[Figure data in JSON]
* start *

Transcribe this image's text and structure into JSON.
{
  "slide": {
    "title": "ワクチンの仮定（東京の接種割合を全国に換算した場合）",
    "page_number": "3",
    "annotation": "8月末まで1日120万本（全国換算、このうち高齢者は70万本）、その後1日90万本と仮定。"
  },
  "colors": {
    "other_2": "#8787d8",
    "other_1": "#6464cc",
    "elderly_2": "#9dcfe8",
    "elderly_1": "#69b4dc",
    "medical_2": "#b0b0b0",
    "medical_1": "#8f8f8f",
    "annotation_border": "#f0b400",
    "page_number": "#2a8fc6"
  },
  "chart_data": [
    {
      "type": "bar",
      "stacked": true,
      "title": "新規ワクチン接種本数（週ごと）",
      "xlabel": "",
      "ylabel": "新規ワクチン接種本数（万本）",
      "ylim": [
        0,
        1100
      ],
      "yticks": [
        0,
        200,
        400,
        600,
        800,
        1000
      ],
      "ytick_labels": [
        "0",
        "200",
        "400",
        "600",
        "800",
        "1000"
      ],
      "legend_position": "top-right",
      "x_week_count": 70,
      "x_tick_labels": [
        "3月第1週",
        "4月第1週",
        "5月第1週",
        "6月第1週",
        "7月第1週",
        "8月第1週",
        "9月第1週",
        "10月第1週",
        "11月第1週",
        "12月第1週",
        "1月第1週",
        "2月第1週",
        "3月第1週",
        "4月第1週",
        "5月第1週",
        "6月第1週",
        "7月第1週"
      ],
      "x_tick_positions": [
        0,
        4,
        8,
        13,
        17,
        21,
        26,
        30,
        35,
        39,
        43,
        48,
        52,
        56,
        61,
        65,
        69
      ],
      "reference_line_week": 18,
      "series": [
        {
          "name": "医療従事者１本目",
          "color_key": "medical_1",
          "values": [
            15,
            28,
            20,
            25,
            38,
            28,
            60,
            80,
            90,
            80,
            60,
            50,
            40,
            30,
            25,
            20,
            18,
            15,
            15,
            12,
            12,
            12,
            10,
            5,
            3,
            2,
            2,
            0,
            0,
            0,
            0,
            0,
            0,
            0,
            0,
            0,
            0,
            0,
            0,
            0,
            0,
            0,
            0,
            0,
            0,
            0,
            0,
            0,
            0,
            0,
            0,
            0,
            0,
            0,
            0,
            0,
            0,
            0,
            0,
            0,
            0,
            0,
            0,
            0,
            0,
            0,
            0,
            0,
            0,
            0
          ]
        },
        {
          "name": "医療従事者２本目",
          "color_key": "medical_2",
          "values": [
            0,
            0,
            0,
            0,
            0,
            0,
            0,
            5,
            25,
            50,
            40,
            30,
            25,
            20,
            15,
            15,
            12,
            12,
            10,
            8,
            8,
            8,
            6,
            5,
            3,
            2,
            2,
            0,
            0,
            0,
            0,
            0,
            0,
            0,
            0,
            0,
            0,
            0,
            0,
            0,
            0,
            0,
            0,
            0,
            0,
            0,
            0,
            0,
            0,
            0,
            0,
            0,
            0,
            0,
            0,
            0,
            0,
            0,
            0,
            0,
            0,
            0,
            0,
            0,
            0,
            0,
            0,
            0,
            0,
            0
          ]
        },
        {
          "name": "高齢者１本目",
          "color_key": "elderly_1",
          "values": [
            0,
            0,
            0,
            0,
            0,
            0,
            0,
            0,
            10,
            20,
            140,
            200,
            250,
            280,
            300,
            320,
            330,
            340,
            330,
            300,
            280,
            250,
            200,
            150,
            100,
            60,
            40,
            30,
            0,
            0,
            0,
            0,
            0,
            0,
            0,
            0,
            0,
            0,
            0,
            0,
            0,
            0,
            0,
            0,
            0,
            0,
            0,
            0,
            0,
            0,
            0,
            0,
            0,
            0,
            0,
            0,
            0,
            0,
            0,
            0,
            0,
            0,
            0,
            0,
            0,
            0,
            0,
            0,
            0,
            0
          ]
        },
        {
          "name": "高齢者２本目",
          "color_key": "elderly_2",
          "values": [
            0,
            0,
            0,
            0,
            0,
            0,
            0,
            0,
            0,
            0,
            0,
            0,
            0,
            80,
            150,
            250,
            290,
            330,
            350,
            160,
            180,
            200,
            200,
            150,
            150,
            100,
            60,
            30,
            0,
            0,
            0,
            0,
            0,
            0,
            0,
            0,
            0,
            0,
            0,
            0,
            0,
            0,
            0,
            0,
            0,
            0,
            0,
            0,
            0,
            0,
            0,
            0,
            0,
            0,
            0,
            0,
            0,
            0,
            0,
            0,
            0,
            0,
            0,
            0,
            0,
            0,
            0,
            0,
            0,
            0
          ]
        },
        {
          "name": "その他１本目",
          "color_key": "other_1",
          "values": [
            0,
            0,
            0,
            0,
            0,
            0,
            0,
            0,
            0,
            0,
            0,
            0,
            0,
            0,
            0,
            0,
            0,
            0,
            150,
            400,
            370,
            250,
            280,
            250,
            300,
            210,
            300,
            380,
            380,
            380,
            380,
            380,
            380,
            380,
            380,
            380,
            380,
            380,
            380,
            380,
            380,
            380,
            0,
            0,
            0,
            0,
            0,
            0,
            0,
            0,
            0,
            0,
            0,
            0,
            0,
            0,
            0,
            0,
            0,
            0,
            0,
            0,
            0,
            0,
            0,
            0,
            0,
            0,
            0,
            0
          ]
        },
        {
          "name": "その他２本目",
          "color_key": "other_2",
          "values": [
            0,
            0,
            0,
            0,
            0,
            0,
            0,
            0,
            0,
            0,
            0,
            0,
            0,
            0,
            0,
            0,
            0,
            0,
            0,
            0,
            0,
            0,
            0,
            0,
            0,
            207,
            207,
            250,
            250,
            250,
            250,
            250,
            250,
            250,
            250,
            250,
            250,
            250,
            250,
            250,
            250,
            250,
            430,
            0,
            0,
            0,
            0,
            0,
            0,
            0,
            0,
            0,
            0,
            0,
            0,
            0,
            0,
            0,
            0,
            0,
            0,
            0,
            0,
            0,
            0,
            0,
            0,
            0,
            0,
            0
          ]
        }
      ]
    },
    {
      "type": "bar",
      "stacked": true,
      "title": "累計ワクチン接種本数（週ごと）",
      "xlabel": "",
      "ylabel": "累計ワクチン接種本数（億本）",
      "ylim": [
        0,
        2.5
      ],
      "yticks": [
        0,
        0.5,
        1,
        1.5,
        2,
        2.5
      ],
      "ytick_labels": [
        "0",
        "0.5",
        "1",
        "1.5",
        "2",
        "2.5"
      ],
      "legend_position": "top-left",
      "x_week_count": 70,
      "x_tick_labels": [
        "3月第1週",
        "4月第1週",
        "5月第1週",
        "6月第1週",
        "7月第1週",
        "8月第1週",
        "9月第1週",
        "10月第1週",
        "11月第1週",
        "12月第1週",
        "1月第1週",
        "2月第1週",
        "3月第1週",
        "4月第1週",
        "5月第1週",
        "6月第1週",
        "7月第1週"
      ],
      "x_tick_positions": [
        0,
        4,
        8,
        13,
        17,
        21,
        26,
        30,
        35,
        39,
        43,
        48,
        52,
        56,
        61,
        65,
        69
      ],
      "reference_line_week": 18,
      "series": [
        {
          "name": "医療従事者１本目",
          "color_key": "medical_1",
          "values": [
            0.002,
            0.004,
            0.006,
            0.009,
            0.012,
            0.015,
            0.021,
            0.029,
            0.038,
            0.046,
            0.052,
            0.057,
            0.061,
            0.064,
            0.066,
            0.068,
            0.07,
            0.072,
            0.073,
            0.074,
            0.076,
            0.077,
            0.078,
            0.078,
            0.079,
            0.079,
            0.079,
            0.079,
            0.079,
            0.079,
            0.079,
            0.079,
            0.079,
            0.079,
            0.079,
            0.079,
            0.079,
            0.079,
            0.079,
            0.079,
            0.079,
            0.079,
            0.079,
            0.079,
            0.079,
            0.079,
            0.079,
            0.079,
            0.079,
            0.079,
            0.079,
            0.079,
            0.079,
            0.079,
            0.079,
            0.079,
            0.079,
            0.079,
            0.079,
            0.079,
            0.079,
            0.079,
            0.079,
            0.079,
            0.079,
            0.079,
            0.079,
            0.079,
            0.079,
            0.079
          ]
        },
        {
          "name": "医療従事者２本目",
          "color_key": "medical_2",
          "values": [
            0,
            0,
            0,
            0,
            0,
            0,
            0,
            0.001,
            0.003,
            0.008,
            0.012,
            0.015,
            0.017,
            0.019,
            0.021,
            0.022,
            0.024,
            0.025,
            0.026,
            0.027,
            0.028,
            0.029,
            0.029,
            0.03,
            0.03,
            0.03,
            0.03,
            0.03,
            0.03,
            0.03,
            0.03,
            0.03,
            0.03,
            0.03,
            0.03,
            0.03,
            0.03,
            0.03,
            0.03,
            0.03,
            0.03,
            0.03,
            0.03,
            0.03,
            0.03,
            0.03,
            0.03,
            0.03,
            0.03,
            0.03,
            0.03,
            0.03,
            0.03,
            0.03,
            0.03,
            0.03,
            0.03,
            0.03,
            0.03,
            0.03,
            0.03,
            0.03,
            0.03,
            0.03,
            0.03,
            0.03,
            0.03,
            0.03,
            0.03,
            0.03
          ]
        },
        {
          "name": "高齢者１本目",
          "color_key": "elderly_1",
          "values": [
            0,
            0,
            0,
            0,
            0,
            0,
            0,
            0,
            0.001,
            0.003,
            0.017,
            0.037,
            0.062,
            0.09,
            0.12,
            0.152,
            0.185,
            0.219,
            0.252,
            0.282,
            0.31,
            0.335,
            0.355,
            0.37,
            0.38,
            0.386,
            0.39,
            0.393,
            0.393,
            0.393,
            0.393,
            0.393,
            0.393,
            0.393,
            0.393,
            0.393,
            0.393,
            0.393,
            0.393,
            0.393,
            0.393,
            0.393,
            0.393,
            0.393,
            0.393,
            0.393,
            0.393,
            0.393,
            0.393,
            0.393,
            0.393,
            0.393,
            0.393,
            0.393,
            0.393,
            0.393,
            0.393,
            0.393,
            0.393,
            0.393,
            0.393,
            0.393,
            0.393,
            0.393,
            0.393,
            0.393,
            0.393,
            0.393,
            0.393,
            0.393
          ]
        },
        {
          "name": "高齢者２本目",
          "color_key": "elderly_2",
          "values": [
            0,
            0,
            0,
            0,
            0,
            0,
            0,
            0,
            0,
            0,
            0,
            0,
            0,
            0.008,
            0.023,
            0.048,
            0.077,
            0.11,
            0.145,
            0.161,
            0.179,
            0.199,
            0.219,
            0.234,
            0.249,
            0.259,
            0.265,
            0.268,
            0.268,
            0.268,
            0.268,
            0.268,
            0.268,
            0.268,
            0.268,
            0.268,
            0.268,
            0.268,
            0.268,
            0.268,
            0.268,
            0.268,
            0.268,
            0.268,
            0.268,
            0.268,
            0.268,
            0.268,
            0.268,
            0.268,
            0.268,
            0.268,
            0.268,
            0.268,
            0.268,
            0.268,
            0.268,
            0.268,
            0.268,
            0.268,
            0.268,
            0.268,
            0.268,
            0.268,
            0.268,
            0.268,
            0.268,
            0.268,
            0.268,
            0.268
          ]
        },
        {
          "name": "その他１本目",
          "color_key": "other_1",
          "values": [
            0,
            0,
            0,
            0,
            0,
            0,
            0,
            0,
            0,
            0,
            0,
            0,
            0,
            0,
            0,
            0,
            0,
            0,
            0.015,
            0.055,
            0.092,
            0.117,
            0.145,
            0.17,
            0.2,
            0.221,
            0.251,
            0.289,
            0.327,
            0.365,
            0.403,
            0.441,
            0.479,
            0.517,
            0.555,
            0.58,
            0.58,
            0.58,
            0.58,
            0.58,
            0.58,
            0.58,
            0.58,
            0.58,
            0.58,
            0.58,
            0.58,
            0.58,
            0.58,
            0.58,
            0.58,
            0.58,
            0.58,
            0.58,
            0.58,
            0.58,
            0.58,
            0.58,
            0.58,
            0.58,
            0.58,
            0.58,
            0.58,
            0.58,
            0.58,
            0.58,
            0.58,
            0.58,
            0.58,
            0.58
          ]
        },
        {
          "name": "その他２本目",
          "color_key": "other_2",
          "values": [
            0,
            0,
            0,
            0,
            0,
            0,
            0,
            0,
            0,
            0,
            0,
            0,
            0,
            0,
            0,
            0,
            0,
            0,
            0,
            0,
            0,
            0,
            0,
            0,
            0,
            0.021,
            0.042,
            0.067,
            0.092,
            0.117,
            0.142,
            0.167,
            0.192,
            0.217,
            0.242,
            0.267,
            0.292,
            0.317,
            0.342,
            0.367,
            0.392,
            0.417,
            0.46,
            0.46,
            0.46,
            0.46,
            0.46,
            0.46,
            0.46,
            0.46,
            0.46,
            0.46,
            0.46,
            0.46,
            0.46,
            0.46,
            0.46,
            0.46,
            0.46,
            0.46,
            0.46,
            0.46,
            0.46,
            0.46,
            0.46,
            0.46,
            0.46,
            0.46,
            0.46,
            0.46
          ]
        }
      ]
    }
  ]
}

* end *

## Stated task
Where a line above holds the string "累計ワクチン接種本数", show that line.

## Reply to the task
      "title": "累計ワクチン接種本数（週ごと）",
      "ylabel": "累計ワクチン接種本数（億本）",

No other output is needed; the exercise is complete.